EXTRACTED ENTRIES start
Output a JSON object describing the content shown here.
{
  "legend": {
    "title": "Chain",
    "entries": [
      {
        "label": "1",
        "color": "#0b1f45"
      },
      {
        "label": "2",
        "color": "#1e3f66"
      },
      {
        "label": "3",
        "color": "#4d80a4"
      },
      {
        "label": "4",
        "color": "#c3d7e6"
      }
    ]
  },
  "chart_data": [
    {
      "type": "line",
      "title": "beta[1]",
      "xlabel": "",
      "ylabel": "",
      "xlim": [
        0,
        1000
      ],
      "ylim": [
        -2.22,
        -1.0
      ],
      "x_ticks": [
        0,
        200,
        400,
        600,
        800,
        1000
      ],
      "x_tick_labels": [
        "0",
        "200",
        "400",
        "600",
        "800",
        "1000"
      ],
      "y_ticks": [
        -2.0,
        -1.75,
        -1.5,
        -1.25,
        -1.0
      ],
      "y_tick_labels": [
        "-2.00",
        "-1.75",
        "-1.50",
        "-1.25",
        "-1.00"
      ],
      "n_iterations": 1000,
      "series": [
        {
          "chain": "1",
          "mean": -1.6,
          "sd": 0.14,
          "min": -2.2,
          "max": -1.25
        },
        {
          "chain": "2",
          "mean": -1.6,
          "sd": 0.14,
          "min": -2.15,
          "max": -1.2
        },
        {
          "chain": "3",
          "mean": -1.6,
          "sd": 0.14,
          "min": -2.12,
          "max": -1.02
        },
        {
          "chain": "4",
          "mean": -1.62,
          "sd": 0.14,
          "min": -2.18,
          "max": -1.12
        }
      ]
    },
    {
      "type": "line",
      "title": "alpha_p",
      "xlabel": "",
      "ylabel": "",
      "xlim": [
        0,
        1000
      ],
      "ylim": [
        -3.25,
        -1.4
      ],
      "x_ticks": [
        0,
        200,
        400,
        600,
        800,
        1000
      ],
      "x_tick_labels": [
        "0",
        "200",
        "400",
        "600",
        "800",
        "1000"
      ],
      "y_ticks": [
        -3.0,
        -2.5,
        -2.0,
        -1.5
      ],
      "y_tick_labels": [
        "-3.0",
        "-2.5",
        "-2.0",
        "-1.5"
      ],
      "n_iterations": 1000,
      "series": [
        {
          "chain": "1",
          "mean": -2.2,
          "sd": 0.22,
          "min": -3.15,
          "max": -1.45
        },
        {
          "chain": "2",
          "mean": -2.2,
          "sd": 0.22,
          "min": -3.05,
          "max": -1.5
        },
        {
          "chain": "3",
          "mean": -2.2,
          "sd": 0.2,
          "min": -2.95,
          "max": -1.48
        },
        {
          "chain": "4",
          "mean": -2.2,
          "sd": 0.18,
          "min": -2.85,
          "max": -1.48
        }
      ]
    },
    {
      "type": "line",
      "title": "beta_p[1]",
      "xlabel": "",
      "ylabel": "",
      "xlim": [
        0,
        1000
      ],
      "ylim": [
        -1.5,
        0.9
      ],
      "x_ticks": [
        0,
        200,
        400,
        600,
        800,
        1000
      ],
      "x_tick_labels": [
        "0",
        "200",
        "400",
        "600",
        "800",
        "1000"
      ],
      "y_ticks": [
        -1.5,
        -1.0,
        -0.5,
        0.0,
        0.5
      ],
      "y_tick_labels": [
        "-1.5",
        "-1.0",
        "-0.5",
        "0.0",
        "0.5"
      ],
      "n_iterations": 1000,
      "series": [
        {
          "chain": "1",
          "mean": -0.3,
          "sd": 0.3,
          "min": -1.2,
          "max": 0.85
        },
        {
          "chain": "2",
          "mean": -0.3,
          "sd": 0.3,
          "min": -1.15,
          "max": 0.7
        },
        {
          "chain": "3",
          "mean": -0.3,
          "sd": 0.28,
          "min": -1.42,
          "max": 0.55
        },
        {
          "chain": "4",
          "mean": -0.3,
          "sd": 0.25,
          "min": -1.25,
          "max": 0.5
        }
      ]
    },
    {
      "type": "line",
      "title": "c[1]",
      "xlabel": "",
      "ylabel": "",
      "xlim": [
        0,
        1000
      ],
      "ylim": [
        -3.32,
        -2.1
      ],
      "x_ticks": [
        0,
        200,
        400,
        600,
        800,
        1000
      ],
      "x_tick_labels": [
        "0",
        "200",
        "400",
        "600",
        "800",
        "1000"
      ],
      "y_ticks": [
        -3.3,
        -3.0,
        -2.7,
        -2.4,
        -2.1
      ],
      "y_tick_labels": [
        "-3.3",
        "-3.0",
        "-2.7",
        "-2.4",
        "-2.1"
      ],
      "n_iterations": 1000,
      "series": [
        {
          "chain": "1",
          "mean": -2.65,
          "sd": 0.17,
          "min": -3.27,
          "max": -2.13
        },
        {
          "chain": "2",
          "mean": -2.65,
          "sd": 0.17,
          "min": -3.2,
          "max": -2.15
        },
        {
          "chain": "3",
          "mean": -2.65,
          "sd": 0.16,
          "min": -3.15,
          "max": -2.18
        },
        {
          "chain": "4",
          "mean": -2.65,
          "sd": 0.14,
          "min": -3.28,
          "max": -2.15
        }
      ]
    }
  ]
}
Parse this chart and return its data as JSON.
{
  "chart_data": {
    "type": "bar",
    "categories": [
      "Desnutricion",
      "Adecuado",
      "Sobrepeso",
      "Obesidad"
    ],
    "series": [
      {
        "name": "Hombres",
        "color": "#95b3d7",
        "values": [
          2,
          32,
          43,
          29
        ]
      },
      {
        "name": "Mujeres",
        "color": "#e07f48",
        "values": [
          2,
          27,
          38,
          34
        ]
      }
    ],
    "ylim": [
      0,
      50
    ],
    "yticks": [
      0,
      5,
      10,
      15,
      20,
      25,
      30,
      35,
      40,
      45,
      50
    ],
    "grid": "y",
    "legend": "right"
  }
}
EXTRACTED ENTRIES end
Using the data above, repeat every line exactly.

Output a JSON object describing the content shown here.
{
  "legend": {
    "title": "Chain",
    "entries": [
      {
        "label": "1",
        "color": "#0b1f45"
      },
      {
        "label": "2",
        "color": "#1e3f66"
      },
      {
        "label": "3",
        "color": "#4d80a4"
      },
      {
        "label": "4",
        "color": "#c3d7e6"
      }
    ]
  },
  "chart_data": [
    {
      "type": "line",
      "title": "beta[1]",
      "xlabel": "",
      "ylabel": "",
      "xlim": [
        0,
        1000
      ],
      "ylim": [
        -2.22,
        -1.0
      ],
      "x_ticks": [
        0,
        200,
        400,
        600,
        800,
        1000
      ],
      "x_tick_labels": [
        "0",
        "200",
        "400",
        "600",
        "800",
        "1000"
      ],
      "y_ticks": [
        -2.0,
        -1.75,
        -1.5,
        -1.25,
        -1.0
      ],
      "y_tick_labels": [
        "-2.00",
        "-1.75",
        "-1.50",
        "-1.25",
        "-1.00"
      ],
      "n_iterations": 1000,
      "series": [
        {
          "chain": "1",
          "mean": -1.6,
          "sd": 0.14,
          "min": -2.2,
          "max": -1.25
        },
        {
          "chain": "2",
          "mean": -1.6,
          "sd": 0.14,
          "min": -2.15,
          "max": -1.2
        },
        {
          "chain": "3",
          "mean": -1.6,
          "sd": 0.14,
          "min": -2.12,
          "max": -1.02
        },
        {
          "chain": "4",
          "mean": -1.62,
          "sd": 0.14,
          "min": -2.18,
          "max": -1.12
        }
      ]
    },
    {
      "type": "line",
      "title": "alpha_p",
      "xlabel": "",
      "ylabel": "",
      "xlim": [
        0,
        1000
      ],
      "ylim": [
        -3.25,
        -1.4
      ],
      "x_ticks": [
        0,
        200,
        400,
        600,
        800,
        1000
      ],
      "x_tick_labels": [
        "0",
        "200",
        "400",
        "600",
        "800",
        "1000"
      ],
      "y_ticks": [
        -3.0,
        -2.5,
        -2.0,
        -1.5
      ],
      "y_tick_labels": [
        "-3.0",
        "-2.5",
        "-2.0",
        "-1.5"
      ],
      "n_iterations": 1000,
      "series": [
        {
          "chain": "1",
          "mean": -2.2,
          "sd": 0.22,
          "min": -3.15,
          "max": -1.45
        },
        {
          "chain": "2",
          "mean": -2.2,
          "sd": 0.22,
          "min": -3.05,
          "max": -1.5
        },
        {
          "chain": "3",
          "mean": -2.2,
          "sd": 0.2,
          "min": -2.95,
          "max": -1.48
        },
        {
          "chain": "4",
          "mean": -2.2,
          "sd": 0.18,
          "min": -2.85,
          "max": -1.48
        }
      ]
    },
    {
      "type": "line",
      "title": "beta_p[1]",
      "xlabel": "",
      "ylabel": "",
      "xlim": [
        0,
        1000
      ],
      "ylim": [
        -1.5,
        0.9
      ],
      "x_ticks": [
        0,
        200,
        400,
        600,
        800,
        1000
      ],
      "x_tick_labels": [
        "0",
        "200",
        "400",
        "600",
        "800",
        "1000"
      ],
      "y_ticks": [
        -1.5,
        -1.0,
        -0.5,
        0.0,
        0.5
      ],
      "y_tick_labels": [
        "-1.5",
        "-1.0",
        "-0.5",
        "0.0",
        "0.5"
      ],
      "n_iterations": 1000,
      "series": [
        {
          "chain": "1",
          "mean": -0.3,
          "sd": 0.3,
          "min": -1.2,
          "max": 0.85
        },
        {
          "chain": "2",
          "mean": -0.3,
          "sd": 0.3,
          "min": -1.15,
          "max": 0.7
        },
        {
          "chain": "3",
          "mean": -0.3,
          "sd": 0.28,
          "min": -1.42,
          "max": 0.55
        },
        {
          "chain": "4",
          "mean": -0.3,
          "sd": 0.25,
          "min": -1.25,
          "max": 0.5
        }
      ]
    },
    {
      "type": "line",
      "title": "c[1]",
      "xlabel": "",
      "ylabel": "",
      "xlim": [
        0,
        1000
      ],
      "ylim": [
        -3.32,
        -2.1
      ],
      "x_ticks": [
        0,
        200,
        400,
        600,
        800,
        1000
      ],
      "x_tick_labels": [
        "0",
        "200",
        "400",
        "600",
        "800",
        "1000"
      ],
      "y_ticks": [
        -3.3,
        -3.0,
        -2.7,
        -2.4,
        -2.1
      ],
      "y_tick_labels": [
        "-3.3",
        "-3.0",
        "-2.7",
        "-2.4",
        "-2.1"
      ],
      "n_iterations": 1000,
      "series": [
        {
          "chain": "1",
          "mean": -2.65,
          "sd": 0.17,
          "min": -3.27,
          "max": -2.13
        },
        {
          "chain": "2",
          "mean": -2.65,
          "sd": 0.17,
          "min": -3.2,
          "max": -2.15
        },
        {
          "chain": "3",
          "mean": -2.65,
          "sd": 0.16,
          "min": -3.15,
          "max": -2.18
        },
        {
          "chain": "4",
          "mean": -2.65,
          "sd": 0.14,
          "min": -3.28,
          "max": -2.15
        }
      ]
    }
  ]
}
Parse this chart and return its data as JSON.
{
  "chart_data": {
    "type": "bar",
    "categories": [
      "Desnutricion",
      "Adecuado",
      "Sobrepeso",
      "Obesidad"
    ],
    "series": [
      {
        "name": "Hombres",
        "color": "#95b3d7",
        "values": [
          2,
          32,
          43,
          29
        ]
      },
      {
        "name": "Mujeres",
        "color": "#e07f48",
        "values": [
          2,
          27,
          38,
          34
        ]
      }
    ],
    "ylim": [
      0,
      50
    ],
    "yticks": [
      0,
      5,
      10,
      15,
      20,
      25,
      30,
      35,
      40,
      45,
      50
    ],
    "grid": "y",
    "legend": "right"
  }
}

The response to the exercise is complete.